>> START Given data

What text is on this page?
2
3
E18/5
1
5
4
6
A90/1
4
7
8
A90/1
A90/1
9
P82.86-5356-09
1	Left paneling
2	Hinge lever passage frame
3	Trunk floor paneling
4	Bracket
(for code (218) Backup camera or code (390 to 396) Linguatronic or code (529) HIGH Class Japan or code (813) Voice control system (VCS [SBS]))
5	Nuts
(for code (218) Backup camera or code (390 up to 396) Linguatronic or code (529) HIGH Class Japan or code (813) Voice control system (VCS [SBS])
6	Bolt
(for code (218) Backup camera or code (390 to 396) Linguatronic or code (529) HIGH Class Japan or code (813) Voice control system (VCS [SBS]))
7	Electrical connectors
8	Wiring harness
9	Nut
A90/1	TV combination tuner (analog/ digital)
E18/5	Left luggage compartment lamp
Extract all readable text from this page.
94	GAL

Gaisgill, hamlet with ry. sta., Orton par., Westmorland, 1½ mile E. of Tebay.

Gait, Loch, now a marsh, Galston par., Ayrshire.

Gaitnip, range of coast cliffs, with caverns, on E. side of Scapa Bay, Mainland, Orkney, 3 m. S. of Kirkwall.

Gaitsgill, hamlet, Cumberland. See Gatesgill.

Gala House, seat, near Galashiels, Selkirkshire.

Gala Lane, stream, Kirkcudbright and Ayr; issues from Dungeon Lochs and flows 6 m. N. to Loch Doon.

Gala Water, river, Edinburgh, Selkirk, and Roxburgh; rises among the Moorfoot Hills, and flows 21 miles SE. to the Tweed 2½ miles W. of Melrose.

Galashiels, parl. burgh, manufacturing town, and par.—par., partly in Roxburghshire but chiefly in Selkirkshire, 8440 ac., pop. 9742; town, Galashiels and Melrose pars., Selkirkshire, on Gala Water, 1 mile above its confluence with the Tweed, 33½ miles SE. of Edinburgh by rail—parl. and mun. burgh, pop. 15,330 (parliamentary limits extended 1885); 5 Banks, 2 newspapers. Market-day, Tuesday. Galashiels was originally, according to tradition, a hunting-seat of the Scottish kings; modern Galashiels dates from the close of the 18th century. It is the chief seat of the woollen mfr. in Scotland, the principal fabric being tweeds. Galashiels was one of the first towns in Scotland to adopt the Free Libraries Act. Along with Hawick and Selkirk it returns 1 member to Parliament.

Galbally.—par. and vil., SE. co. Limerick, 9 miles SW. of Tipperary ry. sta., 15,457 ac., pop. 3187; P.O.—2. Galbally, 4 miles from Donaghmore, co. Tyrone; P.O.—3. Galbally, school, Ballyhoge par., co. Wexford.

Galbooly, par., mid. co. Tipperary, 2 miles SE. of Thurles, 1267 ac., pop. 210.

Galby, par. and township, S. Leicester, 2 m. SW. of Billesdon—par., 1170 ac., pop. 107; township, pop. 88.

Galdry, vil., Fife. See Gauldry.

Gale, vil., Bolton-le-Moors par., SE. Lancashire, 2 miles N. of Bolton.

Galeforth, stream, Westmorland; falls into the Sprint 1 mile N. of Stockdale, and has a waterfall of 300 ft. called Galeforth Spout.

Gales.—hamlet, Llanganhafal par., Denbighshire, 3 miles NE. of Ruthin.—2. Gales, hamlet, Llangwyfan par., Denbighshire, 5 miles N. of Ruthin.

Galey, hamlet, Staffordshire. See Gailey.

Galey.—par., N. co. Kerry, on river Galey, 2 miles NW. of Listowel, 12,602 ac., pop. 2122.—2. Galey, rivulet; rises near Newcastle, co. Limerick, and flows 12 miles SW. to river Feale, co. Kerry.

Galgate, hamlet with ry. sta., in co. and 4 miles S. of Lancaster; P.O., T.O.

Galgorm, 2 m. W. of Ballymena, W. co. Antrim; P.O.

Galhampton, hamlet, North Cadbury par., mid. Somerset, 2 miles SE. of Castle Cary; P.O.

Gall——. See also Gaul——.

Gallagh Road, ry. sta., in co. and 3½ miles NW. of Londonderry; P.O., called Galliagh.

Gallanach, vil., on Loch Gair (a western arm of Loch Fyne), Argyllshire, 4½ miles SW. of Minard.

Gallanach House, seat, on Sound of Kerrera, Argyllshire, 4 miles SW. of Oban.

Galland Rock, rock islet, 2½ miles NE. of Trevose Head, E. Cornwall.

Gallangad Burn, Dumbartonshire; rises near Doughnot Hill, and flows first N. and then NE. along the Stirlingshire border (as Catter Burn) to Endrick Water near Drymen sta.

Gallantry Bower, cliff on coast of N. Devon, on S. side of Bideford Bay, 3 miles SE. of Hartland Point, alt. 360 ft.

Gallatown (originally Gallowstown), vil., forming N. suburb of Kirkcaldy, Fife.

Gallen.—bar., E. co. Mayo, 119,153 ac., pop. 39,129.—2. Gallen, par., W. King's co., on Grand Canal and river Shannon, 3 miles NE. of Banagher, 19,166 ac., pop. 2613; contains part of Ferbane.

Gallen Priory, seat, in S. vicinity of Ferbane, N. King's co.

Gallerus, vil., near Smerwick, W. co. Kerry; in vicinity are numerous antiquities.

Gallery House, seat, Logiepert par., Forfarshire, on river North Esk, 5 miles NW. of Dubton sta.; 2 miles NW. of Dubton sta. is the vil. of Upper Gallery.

>> END Given data

Copy out all of the data exactly, leaving nothing out.

Exercise solution
What text is on this page?
2
3
E18/5
1
5
4
6
A90/1
4
7
8
A90/1
A90/1
9
P82.86-5356-09
1	Left paneling
2	Hinge lever passage frame
3	Trunk floor paneling
4	Bracket
(for code (218) Backup camera or code (390 to 396) Linguatronic or code (529) HIGH Class Japan or code (813) Voice control system (VCS [SBS]))
5	Nuts
(for code (218) Backup camera or code (390 up to 396) Linguatronic or code (529) HIGH Class Japan or code (813) Voice control system (VCS [SBS])
6	Bolt
(for code (218) Backup camera or code (390 to 396) Linguatronic or code (529) HIGH Class Japan or code (813) Voice control system (VCS [SBS]))
7	Electrical connectors
8	Wiring harness
9	Nut
A90/1	TV combination tuner (analog/ digital)
E18/5	Left luggage compartment lamp
Extract all readable text from this page.
94	GAL

Gaisgill, hamlet with ry. sta., Orton par., Westmorland, 1½ mile E. of Tebay.

Gait, Loch, now a marsh, Galston par., Ayrshire.

Gaitnip, range of coast cliffs, with caverns, on E. side of Scapa Bay, Mainland, Orkney, 3 m. S. of Kirkwall.

Gaitsgill, hamlet, Cumberland. See Gatesgill.

Gala House, seat, near Galashiels, Selkirkshire.

Gala Lane, stream, Kirkcudbright and Ayr; issues from Dungeon Lochs and flows 6 m. N. to Loch Doon.

Gala Water, river, Edinburgh, Selkirk, and Roxburgh; rises among the Moorfoot Hills, and flows 21 miles SE. to the Tweed 2½ miles W. of Melrose.

Galashiels, parl. burgh, manufacturing town, and par.—par., partly in Roxburghshire but chiefly in Selkirkshire, 8440 ac., pop. 9742; town, Galashiels and Melrose pars., Selkirkshire, on Gala Water, 1 mile above its confluence with the Tweed, 33½ miles SE. of Edinburgh by rail—parl. and mun. burgh, pop. 15,330 (parliamentary limits extended 1885); 5 Banks, 2 newspapers. Market-day, Tuesday. Galashiels was originally, according to tradition, a hunting-seat of the Scottish kings; modern Galashiels dates from the close of the 18th century. It is the chief seat of the woollen mfr. in Scotland, the principal fabric being tweeds. Galashiels was one of the first towns in Scotland to adopt the Free Libraries Act. Along with Hawick and Selkirk it returns 1 member to Parliament.

Galbally.—par. and vil., SE. co. Limerick, 9 miles SW. of Tipperary ry. sta., 15,457 ac., pop. 3187; P.O.—2. Galbally, 4 miles from Donaghmore, co. Tyrone; P.O.—3. Galbally, school, Ballyhoge par., co. Wexford.

Galbooly, par., mid. co. Tipperary, 2 miles SE. of Thurles, 1267 ac., pop. 210.

Galby, par. and township, S. Leicester, 2 m. SW. of Billesdon—par., 1170 ac., pop. 107; township, pop. 88.

Galdry, vil., Fife. See Gauldry.

Gale, vil., Bolton-le-Moors par., SE. Lancashire, 2 miles N. of Bolton.

Galeforth, stream, Westmorland; falls into the Sprint 1 mile N. of Stockdale, and has a waterfall of 300 ft. called Galeforth Spout.

Gales.—hamlet, Llanganhafal par., Denbighshire, 3 miles NE. of Ruthin.—2. Gales, hamlet, Llangwyfan par., Denbighshire, 5 miles N. of Ruthin.

Galey, hamlet, Staffordshire. See Gailey.

Galey.—par., N. co. Kerry, on river Galey, 2 miles NW. of Listowel, 12,602 ac., pop. 2122.—2. Galey, rivulet; rises near Newcastle, co. Limerick, and flows 12 miles SW. to river Feale, co. Kerry.

Galgate, hamlet with ry. sta., in co. and 4 miles S. of Lancaster; P.O., T.O.

Galgorm, 2 m. W. of Ballymena, W. co. Antrim; P.O.

Galhampton, hamlet, North Cadbury par., mid. Somerset, 2 miles SE. of Castle Cary; P.O.

Gall——. See also Gaul——.

Gallagh Road, ry. sta., in co. and 3½ miles NW. of Londonderry; P.O., called Galliagh.

Gallanach, vil., on Loch Gair (a western arm of Loch Fyne), Argyllshire, 4½ miles SW. of Minard.

Gallanach House, seat, on Sound of Kerrera, Argyllshire, 4 miles SW. of Oban.

Galland Rock, rock islet, 2½ miles NE. of Trevose Head, E. Cornwall.

Gallangad Burn, Dumbartonshire; rises near Doughnot Hill, and flows first N. and then NE. along the Stirlingshire border (as Catter Burn) to Endrick Water near Drymen sta.

Gallantry Bower, cliff on coast of N. Devon, on S. side of Bideford Bay, 3 miles SE. of Hartland Point, alt. 360 ft.

Gallatown (originally Gallowstown), vil., forming N. suburb of Kirkcaldy, Fife.

Gallen.—bar., E. co. Mayo, 119,153 ac., pop. 39,129.—2. Gallen, par., W. King's co., on Grand Canal and river Shannon, 3 miles NE. of Banagher, 19,166 ac., pop. 2613; contains part of Ferbane.

Gallen Priory, seat, in S. vicinity of Ferbane, N. King's co.

Gallerus, vil., near Smerwick, W. co. Kerry; in vicinity are numerous antiquities.

Gallery House, seat, Logiepert par., Forfarshire, on river North Esk, 5 miles NW. of Dubton sta.; 2 miles NW. of Dubton sta. is the vil. of Upper Gallery.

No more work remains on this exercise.